Scan the entries below and extract each line with the word "this" in it.

■ Data excerpts ■

—————

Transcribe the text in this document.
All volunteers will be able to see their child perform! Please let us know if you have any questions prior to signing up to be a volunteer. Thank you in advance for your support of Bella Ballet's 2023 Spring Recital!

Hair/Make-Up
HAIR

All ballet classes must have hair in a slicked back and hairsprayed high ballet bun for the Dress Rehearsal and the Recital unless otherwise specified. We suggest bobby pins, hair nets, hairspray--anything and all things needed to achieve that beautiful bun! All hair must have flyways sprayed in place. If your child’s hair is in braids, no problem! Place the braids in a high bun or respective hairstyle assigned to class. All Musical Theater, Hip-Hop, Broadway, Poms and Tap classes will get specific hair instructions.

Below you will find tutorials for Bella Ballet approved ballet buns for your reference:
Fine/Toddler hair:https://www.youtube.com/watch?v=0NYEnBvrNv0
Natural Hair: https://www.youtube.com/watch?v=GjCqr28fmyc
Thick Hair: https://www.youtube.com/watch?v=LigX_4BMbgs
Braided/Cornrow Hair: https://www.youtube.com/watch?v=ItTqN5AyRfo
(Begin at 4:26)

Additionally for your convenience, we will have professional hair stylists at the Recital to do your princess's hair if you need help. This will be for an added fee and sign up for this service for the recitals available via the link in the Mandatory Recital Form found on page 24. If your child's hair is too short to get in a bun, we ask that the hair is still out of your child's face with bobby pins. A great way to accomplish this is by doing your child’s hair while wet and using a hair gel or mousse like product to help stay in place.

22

—————

■ Answer to the exercise ■
Transcribe the text in this document.
Additionally for your convenience, we will have professional hair stylists at the Recital to do your princess's hair if you need help. This will be for an added fee and sign up for this service for the recitals available via the link in the Mandatory Recital Form found on page 24. If your child's hair is too short to get in a bun, we ask that the hair is still out of your child's face with bobby pins. A great way to accomplish this is by doing your child’s hair while wet and using a hair gel or mousse like product to help stay in place.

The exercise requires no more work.